== SUPPLIED INFORMATION

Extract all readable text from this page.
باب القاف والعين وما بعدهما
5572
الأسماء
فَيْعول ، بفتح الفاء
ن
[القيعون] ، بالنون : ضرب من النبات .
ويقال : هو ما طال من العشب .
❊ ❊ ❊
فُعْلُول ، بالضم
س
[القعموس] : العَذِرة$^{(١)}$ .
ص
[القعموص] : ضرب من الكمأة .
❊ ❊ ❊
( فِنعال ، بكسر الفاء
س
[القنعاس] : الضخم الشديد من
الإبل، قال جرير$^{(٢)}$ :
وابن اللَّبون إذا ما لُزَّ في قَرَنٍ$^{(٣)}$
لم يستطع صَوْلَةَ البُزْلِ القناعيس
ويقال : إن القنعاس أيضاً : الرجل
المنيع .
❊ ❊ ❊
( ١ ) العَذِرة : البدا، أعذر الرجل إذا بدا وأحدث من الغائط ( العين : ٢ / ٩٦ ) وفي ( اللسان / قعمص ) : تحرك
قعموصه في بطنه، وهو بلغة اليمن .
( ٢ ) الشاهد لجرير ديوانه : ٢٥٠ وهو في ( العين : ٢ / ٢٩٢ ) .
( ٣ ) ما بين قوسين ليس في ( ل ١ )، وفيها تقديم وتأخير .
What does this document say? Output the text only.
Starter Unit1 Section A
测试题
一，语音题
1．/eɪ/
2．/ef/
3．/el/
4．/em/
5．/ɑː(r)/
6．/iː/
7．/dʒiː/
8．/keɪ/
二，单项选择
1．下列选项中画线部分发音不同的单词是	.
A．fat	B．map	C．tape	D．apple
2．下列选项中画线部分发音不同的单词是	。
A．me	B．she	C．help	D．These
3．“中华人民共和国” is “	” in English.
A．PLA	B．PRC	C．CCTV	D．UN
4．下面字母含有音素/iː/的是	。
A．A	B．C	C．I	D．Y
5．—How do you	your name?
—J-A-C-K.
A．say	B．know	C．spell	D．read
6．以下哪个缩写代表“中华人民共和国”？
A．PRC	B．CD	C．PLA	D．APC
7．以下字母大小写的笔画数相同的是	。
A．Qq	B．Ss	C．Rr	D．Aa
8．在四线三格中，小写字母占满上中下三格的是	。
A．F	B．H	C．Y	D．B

====

Exact copies of all the records are required.

Extract all readable text from this page.
باب القاف والعين وما بعدهما
5572
الأسماء
فَيْعول ، بفتح الفاء
ن
[القيعون] ، بالنون : ضرب من النبات .
ويقال : هو ما طال من العشب .
❊ ❊ ❊
فُعْلُول ، بالضم
س
[القعموس] : العَذِرة$^{(١)}$ .
ص
[القعموص] : ضرب من الكمأة .
❊ ❊ ❊
( فِنعال ، بكسر الفاء
س
[القنعاس] : الضخم الشديد من
الإبل، قال جرير$^{(٢)}$ :
وابن اللَّبون إذا ما لُزَّ في قَرَنٍ$^{(٣)}$
لم يستطع صَوْلَةَ البُزْلِ القناعيس
ويقال : إن القنعاس أيضاً : الرجل
المنيع .
❊ ❊ ❊
( ١ ) العَذِرة : البدا، أعذر الرجل إذا بدا وأحدث من الغائط ( العين : ٢ / ٩٦ ) وفي ( اللسان / قعمص ) : تحرك
قعموصه في بطنه، وهو بلغة اليمن .
( ٢ ) الشاهد لجرير ديوانه : ٢٥٠ وهو في ( العين : ٢ / ٢٩٢ ) .
( ٣ ) ما بين قوسين ليس في ( ل ١ )، وفيها تقديم وتأخير .
What does this document say? Output the text only.
Starter Unit1 Section A
测试题
一，语音题
1．/eɪ/
2．/ef/
3．/el/
4．/em/
5．/ɑː(r)/
6．/iː/
7．/dʒiː/
8．/keɪ/
二，单项选择
1．下列选项中画线部分发音不同的单词是	.
A．fat	B．map	C．tape	D．apple
2．下列选项中画线部分发音不同的单词是	。
A．me	B．she	C．help	D．These
3．“中华人民共和国” is “	” in English.
A．PLA	B．PRC	C．CCTV	D．UN
4．下面字母含有音素/iː/的是	。
A．A	B．C	C．I	D．Y
5．—How do you	your name?
—J-A-C-K.
A．say	B．know	C．spell	D．read
6．以下哪个缩写代表“中华人民共和国”？
A．PRC	B．CD	C．PLA	D．APC
7．以下字母大小写的笔画数相同的是	。
A．Qq	B．Ss	C．Rr	D．Aa
8．在四线三格中，小写字母占满上中下三格的是	。
A．F	B．H	C．Y	D．B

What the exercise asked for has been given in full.